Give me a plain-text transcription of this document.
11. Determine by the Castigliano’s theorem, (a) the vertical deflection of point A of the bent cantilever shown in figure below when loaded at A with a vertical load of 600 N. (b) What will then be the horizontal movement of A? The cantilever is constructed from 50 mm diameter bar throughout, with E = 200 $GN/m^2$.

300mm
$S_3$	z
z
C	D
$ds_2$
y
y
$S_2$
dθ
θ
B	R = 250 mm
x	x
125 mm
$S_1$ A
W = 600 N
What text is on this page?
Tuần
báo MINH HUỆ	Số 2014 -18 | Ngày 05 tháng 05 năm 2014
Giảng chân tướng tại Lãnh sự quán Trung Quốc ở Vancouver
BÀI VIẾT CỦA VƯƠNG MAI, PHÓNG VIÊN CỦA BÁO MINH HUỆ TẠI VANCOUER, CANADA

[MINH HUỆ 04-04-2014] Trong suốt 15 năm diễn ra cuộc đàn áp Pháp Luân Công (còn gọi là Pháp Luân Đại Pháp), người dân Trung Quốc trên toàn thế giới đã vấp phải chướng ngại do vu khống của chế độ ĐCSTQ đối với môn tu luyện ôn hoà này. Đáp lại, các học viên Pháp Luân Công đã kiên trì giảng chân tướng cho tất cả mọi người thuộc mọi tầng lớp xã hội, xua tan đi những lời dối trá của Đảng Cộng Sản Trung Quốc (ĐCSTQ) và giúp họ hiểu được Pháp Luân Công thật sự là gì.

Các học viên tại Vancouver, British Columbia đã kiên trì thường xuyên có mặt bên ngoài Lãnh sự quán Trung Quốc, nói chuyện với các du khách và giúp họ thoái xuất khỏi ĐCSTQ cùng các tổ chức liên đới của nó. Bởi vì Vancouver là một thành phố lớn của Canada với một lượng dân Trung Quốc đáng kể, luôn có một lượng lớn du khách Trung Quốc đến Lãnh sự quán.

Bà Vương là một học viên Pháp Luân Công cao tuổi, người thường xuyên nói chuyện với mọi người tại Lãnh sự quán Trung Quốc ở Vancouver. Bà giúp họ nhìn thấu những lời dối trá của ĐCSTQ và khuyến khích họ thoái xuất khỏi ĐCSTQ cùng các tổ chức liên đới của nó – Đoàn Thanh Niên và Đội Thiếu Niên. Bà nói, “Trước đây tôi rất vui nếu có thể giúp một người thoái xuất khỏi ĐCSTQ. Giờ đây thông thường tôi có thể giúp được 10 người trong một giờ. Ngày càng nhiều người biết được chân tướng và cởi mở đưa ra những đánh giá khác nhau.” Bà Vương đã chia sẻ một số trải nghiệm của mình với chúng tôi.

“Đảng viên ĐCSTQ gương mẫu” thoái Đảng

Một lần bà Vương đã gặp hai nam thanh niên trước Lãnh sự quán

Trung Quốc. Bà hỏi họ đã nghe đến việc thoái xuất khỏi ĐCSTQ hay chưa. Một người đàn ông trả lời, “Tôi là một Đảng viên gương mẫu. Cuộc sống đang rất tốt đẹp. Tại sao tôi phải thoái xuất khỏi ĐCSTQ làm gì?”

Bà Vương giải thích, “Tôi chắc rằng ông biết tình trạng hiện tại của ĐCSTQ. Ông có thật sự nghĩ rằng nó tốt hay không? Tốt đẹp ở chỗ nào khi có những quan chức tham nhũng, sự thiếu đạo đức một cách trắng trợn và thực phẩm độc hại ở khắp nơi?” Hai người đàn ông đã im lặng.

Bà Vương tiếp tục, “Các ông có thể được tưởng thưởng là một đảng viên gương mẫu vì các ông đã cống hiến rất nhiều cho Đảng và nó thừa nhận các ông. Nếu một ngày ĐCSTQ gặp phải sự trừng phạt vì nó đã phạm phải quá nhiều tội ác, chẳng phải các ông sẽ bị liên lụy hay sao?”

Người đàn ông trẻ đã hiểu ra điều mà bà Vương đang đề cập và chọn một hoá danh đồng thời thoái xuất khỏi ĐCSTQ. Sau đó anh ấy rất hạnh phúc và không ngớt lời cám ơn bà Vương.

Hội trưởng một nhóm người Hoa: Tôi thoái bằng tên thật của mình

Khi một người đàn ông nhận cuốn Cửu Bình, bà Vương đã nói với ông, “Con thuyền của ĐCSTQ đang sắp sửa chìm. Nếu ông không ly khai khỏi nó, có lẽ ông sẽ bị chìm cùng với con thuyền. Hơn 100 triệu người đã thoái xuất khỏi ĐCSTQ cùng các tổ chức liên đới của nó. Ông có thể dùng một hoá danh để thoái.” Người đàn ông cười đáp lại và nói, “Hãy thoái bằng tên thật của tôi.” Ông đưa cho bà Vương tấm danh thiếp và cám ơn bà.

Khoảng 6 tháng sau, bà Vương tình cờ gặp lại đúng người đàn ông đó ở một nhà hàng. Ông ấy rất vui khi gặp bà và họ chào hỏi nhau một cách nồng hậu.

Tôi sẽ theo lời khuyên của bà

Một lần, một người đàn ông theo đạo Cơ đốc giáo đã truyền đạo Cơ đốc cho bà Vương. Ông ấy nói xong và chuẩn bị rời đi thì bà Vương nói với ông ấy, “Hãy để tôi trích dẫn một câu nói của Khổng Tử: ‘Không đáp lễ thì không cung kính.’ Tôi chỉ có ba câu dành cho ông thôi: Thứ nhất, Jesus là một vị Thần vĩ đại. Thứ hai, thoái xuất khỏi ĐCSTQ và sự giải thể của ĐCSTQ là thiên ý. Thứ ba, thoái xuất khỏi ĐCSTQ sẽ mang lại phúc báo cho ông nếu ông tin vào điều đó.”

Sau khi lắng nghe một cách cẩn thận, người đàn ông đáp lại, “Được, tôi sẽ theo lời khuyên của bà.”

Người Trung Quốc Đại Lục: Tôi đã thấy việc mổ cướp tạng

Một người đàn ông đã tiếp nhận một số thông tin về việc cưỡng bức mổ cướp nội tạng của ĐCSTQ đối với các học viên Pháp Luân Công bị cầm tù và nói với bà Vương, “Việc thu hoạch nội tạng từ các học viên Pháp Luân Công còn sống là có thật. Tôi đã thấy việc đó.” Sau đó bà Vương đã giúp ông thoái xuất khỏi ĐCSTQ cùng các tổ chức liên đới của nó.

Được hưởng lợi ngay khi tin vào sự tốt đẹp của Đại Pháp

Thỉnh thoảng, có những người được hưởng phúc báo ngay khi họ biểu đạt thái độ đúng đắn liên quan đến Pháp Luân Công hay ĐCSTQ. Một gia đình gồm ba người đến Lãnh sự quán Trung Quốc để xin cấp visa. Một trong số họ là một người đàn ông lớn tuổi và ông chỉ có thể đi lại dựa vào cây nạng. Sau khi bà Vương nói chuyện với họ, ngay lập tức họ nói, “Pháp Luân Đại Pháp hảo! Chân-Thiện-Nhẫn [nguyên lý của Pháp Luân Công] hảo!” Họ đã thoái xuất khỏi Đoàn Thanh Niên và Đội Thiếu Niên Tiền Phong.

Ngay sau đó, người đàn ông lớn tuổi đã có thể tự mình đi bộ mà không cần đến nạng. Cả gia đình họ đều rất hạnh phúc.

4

* * *

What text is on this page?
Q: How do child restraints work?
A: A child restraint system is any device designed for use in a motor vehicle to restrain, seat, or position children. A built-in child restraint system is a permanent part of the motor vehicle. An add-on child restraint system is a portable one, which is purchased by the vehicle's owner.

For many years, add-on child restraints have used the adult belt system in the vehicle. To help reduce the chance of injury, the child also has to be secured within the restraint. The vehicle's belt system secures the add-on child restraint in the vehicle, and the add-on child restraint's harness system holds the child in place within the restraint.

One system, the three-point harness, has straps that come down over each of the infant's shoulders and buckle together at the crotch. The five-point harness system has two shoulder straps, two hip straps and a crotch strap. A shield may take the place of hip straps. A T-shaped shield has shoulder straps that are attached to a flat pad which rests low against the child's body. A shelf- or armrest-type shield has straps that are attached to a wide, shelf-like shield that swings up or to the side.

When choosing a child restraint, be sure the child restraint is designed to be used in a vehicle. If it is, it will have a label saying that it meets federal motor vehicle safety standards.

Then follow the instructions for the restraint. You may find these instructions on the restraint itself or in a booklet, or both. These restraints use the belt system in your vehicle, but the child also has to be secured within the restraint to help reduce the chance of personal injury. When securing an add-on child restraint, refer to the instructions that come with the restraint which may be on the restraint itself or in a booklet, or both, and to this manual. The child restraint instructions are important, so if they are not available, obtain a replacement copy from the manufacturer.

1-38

---

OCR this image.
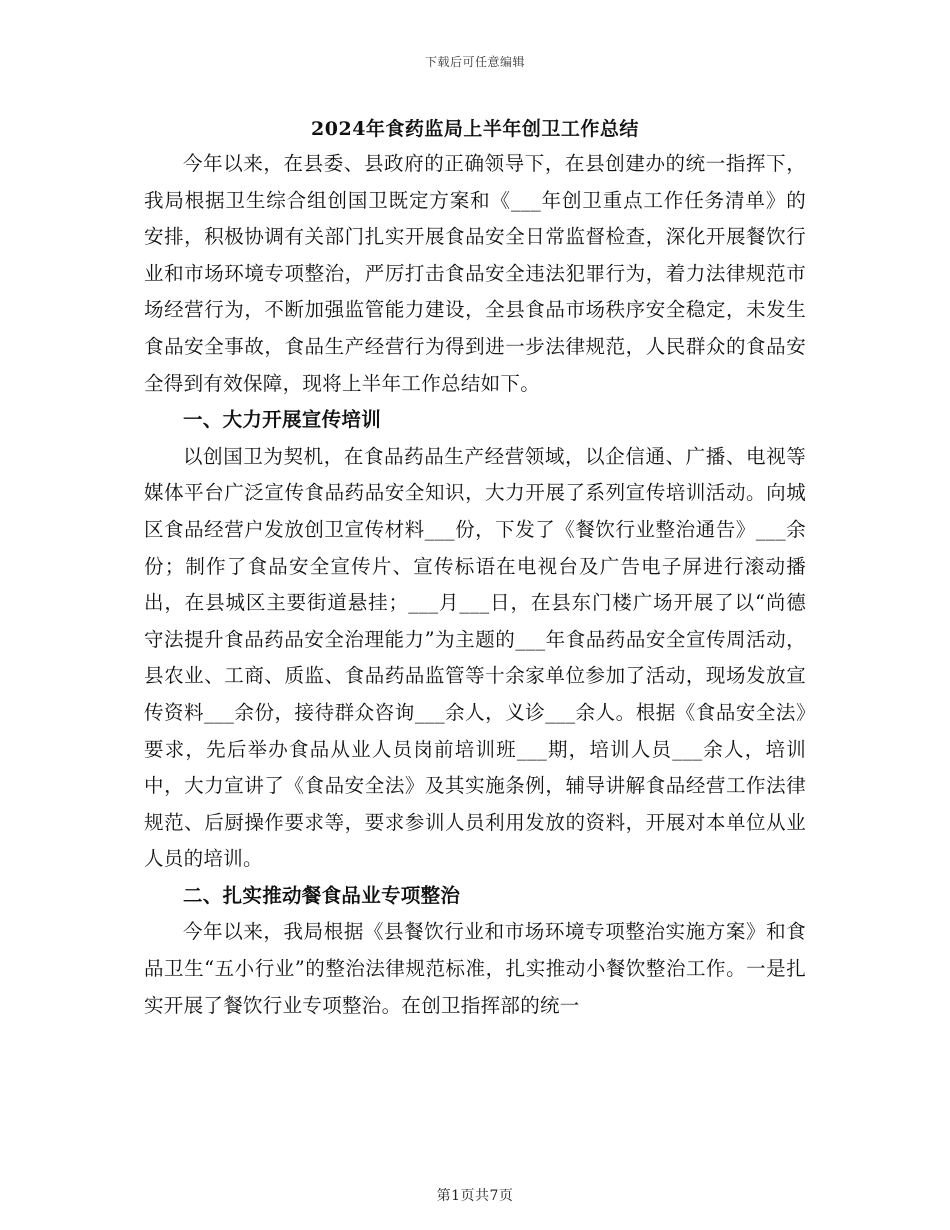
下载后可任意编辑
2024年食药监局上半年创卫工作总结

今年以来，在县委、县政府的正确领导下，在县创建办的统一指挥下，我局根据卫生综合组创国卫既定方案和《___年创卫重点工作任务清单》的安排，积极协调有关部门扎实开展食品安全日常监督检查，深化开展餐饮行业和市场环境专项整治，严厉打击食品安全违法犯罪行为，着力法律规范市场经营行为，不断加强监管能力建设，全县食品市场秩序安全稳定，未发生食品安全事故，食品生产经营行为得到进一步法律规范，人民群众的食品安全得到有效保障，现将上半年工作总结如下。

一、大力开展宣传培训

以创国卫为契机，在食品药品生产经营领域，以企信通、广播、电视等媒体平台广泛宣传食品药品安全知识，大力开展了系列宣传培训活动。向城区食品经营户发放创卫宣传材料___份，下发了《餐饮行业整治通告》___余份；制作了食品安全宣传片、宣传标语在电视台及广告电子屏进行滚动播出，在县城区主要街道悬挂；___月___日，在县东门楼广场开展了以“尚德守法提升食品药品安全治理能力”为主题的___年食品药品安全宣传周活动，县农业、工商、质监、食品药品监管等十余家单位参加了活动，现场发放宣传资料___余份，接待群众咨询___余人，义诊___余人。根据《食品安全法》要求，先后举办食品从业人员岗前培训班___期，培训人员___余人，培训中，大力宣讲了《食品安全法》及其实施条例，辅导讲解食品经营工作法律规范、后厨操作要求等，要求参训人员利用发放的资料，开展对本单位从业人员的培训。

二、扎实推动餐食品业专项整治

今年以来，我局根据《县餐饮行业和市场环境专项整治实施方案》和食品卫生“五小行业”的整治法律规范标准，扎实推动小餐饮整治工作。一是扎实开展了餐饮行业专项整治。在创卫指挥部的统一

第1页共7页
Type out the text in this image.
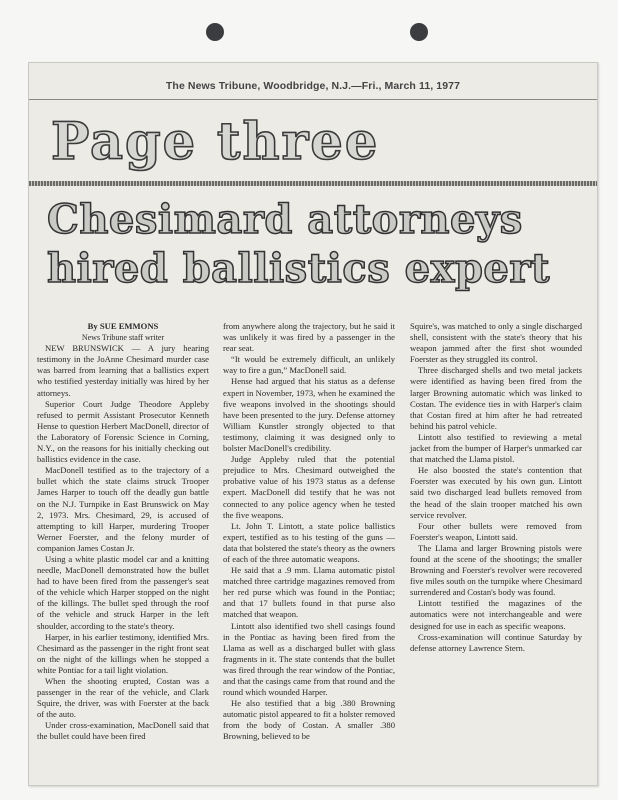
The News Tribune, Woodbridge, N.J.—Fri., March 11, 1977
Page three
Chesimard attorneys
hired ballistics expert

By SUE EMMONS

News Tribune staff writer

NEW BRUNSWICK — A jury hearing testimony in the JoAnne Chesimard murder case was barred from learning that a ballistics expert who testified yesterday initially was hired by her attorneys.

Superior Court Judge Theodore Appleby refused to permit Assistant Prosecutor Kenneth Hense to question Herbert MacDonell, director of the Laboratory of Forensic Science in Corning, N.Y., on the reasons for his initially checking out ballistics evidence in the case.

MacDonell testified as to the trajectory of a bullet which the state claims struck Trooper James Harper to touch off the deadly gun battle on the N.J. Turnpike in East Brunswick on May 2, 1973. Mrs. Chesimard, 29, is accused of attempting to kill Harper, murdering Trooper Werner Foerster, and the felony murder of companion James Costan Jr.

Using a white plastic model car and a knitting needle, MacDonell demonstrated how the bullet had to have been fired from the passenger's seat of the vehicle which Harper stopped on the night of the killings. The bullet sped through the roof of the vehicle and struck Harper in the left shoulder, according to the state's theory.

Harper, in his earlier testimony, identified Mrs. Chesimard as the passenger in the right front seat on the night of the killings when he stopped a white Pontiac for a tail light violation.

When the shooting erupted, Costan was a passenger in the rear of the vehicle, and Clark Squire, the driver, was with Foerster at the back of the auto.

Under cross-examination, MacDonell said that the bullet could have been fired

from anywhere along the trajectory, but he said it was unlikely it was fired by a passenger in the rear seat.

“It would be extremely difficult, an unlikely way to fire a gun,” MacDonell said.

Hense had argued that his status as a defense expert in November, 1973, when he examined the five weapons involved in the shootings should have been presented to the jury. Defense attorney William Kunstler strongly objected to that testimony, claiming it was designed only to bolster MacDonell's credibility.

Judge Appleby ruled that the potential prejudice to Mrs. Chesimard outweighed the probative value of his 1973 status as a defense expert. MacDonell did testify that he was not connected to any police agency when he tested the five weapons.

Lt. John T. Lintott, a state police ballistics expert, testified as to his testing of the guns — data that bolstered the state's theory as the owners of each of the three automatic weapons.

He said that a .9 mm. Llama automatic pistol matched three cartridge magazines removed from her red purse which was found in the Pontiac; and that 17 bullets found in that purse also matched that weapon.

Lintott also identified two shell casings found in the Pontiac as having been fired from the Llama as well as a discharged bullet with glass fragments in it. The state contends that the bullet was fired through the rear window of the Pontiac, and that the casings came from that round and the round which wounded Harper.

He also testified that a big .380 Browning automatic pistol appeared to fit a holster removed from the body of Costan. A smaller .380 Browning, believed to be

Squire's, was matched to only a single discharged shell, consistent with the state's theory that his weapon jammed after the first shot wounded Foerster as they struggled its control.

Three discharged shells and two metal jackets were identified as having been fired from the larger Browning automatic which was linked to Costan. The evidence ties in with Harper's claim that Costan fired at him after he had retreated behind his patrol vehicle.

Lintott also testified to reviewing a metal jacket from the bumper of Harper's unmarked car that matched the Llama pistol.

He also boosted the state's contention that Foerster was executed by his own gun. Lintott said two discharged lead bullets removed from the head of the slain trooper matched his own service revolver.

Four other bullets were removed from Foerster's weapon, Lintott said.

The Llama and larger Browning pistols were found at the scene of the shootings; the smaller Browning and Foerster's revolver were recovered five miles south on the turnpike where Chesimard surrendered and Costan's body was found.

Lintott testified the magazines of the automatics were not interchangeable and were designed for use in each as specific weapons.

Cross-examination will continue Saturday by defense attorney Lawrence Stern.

Work to be completed: Locate all lines in the listing above with the word "removed" and copy them.

Reply:
He said that a .9 mm. Llama automatic pistol matched three cartridge magazines removed from her red purse which was found in the Pontiac; and that 17 bullets found in that purse also matched that weapon.
He also testified that a big .380 Browning automatic pistol appeared to fit a holster removed from the body of Costan. A smaller .380 Browning, believed to be
He also boosted the state's contention that Foerster was executed by his own gun. Lintott said two discharged lead bullets removed from the head of the slain trooper matched his own service revolver.
Four other bullets were removed from Foerster's weapon, Lintott said.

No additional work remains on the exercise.